Request — The records that follow are to be transcribed in full, without their images.

Listed entries —
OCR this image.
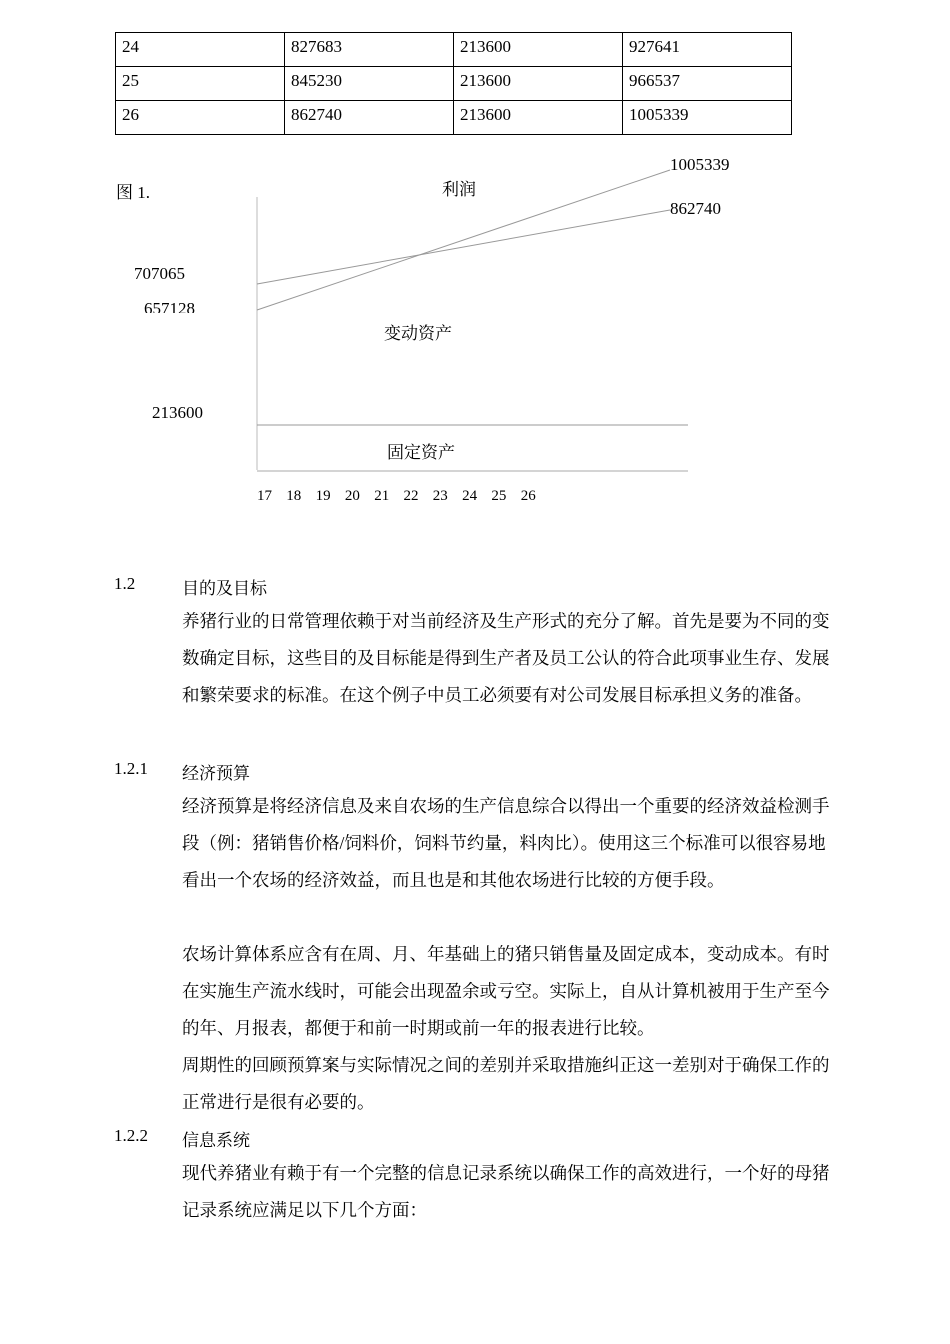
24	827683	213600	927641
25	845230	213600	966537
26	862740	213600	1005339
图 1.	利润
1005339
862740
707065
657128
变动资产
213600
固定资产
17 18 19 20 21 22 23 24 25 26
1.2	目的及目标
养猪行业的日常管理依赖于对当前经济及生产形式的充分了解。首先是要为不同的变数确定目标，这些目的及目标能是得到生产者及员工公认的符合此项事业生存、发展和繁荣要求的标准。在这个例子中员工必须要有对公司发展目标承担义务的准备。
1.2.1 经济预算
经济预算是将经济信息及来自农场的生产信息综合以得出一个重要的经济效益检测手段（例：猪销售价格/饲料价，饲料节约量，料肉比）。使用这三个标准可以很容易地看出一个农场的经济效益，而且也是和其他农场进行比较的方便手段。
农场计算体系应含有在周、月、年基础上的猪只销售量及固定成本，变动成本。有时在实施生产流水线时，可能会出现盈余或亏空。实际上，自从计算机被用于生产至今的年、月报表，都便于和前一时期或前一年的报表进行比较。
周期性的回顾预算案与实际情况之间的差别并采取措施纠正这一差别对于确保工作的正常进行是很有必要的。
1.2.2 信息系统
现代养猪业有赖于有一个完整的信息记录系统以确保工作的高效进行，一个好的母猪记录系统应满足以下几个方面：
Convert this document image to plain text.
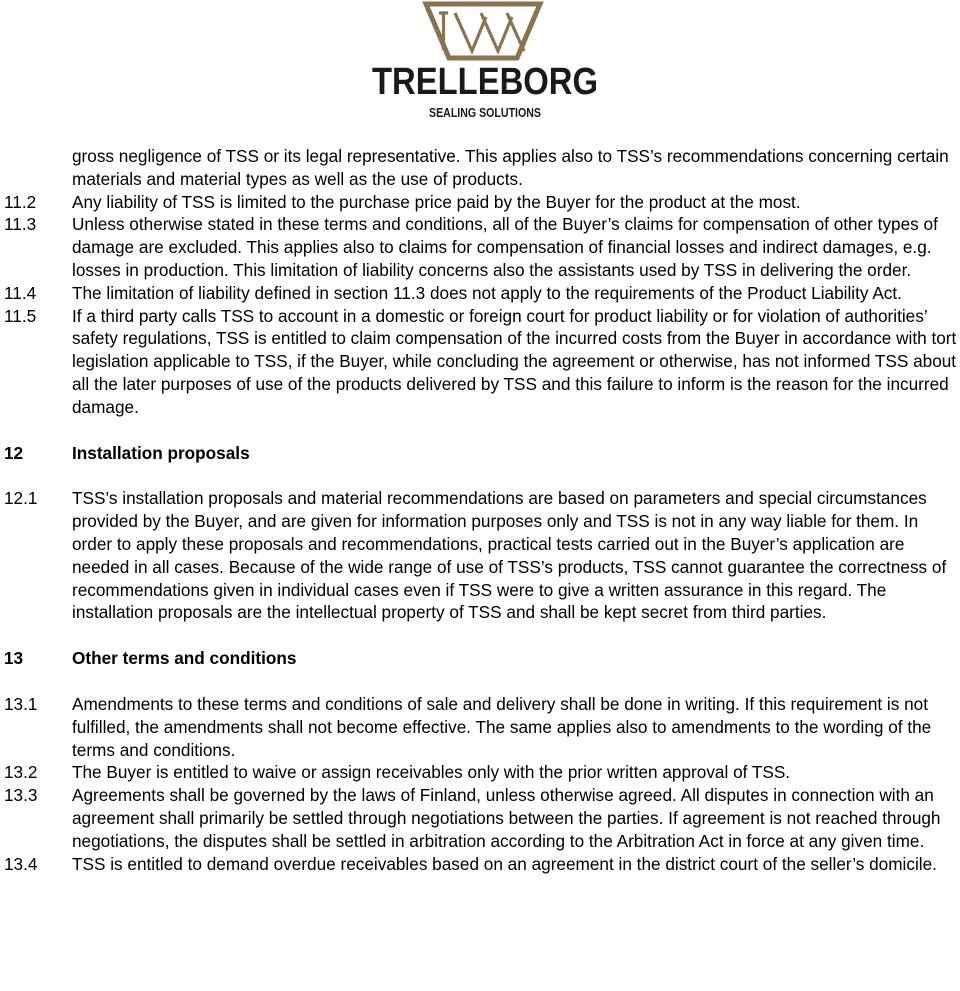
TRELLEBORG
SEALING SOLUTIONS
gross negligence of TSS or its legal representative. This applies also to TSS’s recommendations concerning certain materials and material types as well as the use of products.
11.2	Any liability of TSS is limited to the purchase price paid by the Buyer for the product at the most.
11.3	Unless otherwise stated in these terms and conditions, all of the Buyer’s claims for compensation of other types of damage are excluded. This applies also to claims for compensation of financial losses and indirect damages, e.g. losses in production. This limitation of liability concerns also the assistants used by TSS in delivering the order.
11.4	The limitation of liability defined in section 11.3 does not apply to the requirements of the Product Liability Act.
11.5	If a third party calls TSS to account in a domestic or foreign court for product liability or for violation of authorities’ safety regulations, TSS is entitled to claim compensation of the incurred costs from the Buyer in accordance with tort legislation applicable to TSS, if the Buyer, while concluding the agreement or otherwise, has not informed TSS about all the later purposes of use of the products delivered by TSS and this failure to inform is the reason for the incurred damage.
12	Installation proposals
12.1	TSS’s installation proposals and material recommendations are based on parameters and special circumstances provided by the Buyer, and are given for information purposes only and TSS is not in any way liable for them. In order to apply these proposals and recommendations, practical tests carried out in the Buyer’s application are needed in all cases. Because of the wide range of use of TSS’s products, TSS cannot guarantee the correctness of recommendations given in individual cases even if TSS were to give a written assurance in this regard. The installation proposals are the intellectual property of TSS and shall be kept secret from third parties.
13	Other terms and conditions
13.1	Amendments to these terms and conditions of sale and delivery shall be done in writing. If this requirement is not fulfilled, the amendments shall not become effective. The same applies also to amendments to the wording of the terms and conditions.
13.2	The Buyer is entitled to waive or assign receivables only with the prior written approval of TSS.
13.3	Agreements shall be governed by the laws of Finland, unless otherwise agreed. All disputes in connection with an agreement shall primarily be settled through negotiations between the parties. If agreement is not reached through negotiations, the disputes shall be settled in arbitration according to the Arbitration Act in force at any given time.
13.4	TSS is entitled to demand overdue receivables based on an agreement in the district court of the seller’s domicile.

Worked answer —
OCR this image.
24	827683	213600	927641
25	845230	213600	966537
26	862740	213600	1005339
图 1.	利润
1005339
862740
707065
657128
变动资产
213600
固定资产
17 18 19 20 21 22 23 24 25 26
1.2	目的及目标
养猪行业的日常管理依赖于对当前经济及生产形式的充分了解。首先是要为不同的变数确定目标，这些目的及目标能是得到生产者及员工公认的符合此项事业生存、发展和繁荣要求的标准。在这个例子中员工必须要有对公司发展目标承担义务的准备。
1.2.1 经济预算
经济预算是将经济信息及来自农场的生产信息综合以得出一个重要的经济效益检测手段（例：猪销售价格/饲料价，饲料节约量，料肉比）。使用这三个标准可以很容易地看出一个农场的经济效益，而且也是和其他农场进行比较的方便手段。
农场计算体系应含有在周、月、年基础上的猪只销售量及固定成本，变动成本。有时在实施生产流水线时，可能会出现盈余或亏空。实际上，自从计算机被用于生产至今的年、月报表，都便于和前一时期或前一年的报表进行比较。
周期性的回顾预算案与实际情况之间的差别并采取措施纠正这一差别对于确保工作的正常进行是很有必要的。
1.2.2 信息系统
现代养猪业有赖于有一个完整的信息记录系统以确保工作的高效进行，一个好的母猪记录系统应满足以下几个方面：
Convert this document image to plain text.
TRELLEBORG
SEALING SOLUTIONS
gross negligence of TSS or its legal representative. This applies also to TSS’s recommendations concerning certain materials and material types as well as the use of products.
11.2	Any liability of TSS is limited to the purchase price paid by the Buyer for the product at the most.
11.3	Unless otherwise stated in these terms and conditions, all of the Buyer’s claims for compensation of other types of damage are excluded. This applies also to claims for compensation of financial losses and indirect damages, e.g. losses in production. This limitation of liability concerns also the assistants used by TSS in delivering the order.
11.4	The limitation of liability defined in section 11.3 does not apply to the requirements of the Product Liability Act.
11.5	If a third party calls TSS to account in a domestic or foreign court for product liability or for violation of authorities’ safety regulations, TSS is entitled to claim compensation of the incurred costs from the Buyer in accordance with tort legislation applicable to TSS, if the Buyer, while concluding the agreement or otherwise, has not informed TSS about all the later purposes of use of the products delivered by TSS and this failure to inform is the reason for the incurred damage.
12	Installation proposals
12.1	TSS’s installation proposals and material recommendations are based on parameters and special circumstances provided by the Buyer, and are given for information purposes only and TSS is not in any way liable for them. In order to apply these proposals and recommendations, practical tests carried out in the Buyer’s application are needed in all cases. Because of the wide range of use of TSS’s products, TSS cannot guarantee the correctness of recommendations given in individual cases even if TSS were to give a written assurance in this regard. The installation proposals are the intellectual property of TSS and shall be kept secret from third parties.
13	Other terms and conditions
13.1	Amendments to these terms and conditions of sale and delivery shall be done in writing. If this requirement is not fulfilled, the amendments shall not become effective. The same applies also to amendments to the wording of the terms and conditions.
13.2	The Buyer is entitled to waive or assign receivables only with the prior written approval of TSS.
13.3	Agreements shall be governed by the laws of Finland, unless otherwise agreed. All disputes in connection with an agreement shall primarily be settled through negotiations between the parties. If agreement is not reached through negotiations, the disputes shall be settled in arbitration according to the Arbitration Act in force at any given time.
13.4	TSS is entitled to demand overdue receivables based on an agreement in the district court of the seller’s domicile.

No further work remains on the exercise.